TASK REQUIREMENTS — Each entry must be reproduced precisely as it stands.

SOURCE RECORDS —

────────────────

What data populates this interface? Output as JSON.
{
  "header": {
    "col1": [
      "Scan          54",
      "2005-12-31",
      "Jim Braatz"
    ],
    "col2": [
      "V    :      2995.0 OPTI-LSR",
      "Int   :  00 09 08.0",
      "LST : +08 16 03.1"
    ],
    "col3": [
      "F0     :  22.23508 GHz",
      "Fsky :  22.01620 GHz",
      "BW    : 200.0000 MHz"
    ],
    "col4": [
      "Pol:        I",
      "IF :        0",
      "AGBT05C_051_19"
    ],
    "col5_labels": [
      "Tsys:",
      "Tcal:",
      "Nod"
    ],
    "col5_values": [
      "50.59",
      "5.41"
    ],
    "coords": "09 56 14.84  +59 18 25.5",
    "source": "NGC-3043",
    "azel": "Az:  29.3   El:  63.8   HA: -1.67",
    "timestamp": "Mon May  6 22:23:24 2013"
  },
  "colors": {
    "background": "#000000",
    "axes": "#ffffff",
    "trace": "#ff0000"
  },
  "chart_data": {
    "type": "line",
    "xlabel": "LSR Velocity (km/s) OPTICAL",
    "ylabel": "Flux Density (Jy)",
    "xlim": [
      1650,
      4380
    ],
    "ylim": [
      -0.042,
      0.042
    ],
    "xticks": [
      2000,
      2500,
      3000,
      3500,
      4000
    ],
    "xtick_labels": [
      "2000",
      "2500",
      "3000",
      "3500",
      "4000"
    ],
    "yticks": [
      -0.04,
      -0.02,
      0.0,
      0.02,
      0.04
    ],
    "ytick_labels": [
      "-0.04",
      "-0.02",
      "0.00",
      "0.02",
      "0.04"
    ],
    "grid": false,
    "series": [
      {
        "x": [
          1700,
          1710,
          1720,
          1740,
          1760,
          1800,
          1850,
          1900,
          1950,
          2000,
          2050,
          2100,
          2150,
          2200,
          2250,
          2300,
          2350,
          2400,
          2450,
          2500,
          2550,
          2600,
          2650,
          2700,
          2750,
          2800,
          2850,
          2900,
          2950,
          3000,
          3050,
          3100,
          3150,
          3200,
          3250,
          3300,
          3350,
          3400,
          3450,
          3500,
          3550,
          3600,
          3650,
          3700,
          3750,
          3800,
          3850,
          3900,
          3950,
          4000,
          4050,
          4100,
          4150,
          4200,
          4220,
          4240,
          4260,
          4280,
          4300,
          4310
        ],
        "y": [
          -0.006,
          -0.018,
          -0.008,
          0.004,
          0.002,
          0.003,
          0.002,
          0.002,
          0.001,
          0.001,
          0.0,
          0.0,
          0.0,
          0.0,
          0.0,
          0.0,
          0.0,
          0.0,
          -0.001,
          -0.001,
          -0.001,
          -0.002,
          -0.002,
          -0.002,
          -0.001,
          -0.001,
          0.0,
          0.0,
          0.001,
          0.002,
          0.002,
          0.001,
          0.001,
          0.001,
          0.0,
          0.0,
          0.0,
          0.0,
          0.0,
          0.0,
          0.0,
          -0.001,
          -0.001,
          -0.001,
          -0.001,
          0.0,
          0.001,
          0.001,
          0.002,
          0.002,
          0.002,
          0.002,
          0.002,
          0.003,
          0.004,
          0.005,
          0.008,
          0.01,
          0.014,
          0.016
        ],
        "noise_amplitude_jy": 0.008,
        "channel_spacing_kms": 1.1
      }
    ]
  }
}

────────────────

THE SOLUTION —
What data populates this interface? Output as JSON.
{
  "header": {
    "col1": [
      "Scan          54",
      "2005-12-31",
      "Jim Braatz"
    ],
    "col2": [
      "V    :      2995.0 OPTI-LSR",
      "Int   :  00 09 08.0",
      "LST : +08 16 03.1"
    ],
    "col3": [
      "F0     :  22.23508 GHz",
      "Fsky :  22.01620 GHz",
      "BW    : 200.0000 MHz"
    ],
    "col4": [
      "Pol:        I",
      "IF :        0",
      "AGBT05C_051_19"
    ],
    "col5_labels": [
      "Tsys:",
      "Tcal:",
      "Nod"
    ],
    "col5_values": [
      "50.59",
      "5.41"
    ],
    "coords": "09 56 14.84  +59 18 25.5",
    "source": "NGC-3043",
    "azel": "Az:  29.3   El:  63.8   HA: -1.67",
    "timestamp": "Mon May  6 22:23:24 2013"
  },
  "colors": {
    "background": "#000000",
    "axes": "#ffffff",
    "trace": "#ff0000"
  },
  "chart_data": {
    "type": "line",
    "xlabel": "LSR Velocity (km/s) OPTICAL",
    "ylabel": "Flux Density (Jy)",
    "xlim": [
      1650,
      4380
    ],
    "ylim": [
      -0.042,
      0.042
    ],
    "xticks": [
      2000,
      2500,
      3000,
      3500,
      4000
    ],
    "xtick_labels": [
      "2000",
      "2500",
      "3000",
      "3500",
      "4000"
    ],
    "yticks": [
      -0.04,
      -0.02,
      0.0,
      0.02,
      0.04
    ],
    "ytick_labels": [
      "-0.04",
      "-0.02",
      "0.00",
      "0.02",
      "0.04"
    ],
    "grid": false,
    "series": [
      {
        "x": [
          1700,
          1710,
          1720,
          1740,
          1760,
          1800,
          1850,
          1900,
          1950,
          2000,
          2050,
          2100,
          2150,
          2200,
          2250,
          2300,
          2350,
          2400,
          2450,
          2500,
          2550,
          2600,
          2650,
          2700,
          2750,
          2800,
          2850,
          2900,
          2950,
          3000,
          3050,
          3100,
          3150,
          3200,
          3250,
          3300,
          3350,
          3400,
          3450,
          3500,
          3550,
          3600,
          3650,
          3700,
          3750,
          3800,
          3850,
          3900,
          3950,
          4000,
          4050,
          4100,
          4150,
          4200,
          4220,
          4240,
          4260,
          4280,
          4300,
          4310
        ],
        "y": [
          -0.006,
          -0.018,
          -0.008,
          0.004,
          0.002,
          0.003,
          0.002,
          0.002,
          0.001,
          0.001,
          0.0,
          0.0,
          0.0,
          0.0,
          0.0,
          0.0,
          0.0,
          0.0,
          -0.001,
          -0.001,
          -0.001,
          -0.002,
          -0.002,
          -0.002,
          -0.001,
          -0.001,
          0.0,
          0.0,
          0.001,
          0.002,
          0.002,
          0.001,
          0.001,
          0.001,
          0.0,
          0.0,
          0.0,
          0.0,
          0.0,
          0.0,
          0.0,
          -0.001,
          -0.001,
          -0.001,
          -0.001,
          0.0,
          0.001,
          0.001,
          0.002,
          0.002,
          0.002,
          0.002,
          0.002,
          0.003,
          0.004,
          0.005,
          0.008,
          0.01,
          0.014,
          0.016
        ],
        "noise_amplitude_jy": 0.008,
        "channel_spacing_kms": 1.1
      }
    ]
  }
}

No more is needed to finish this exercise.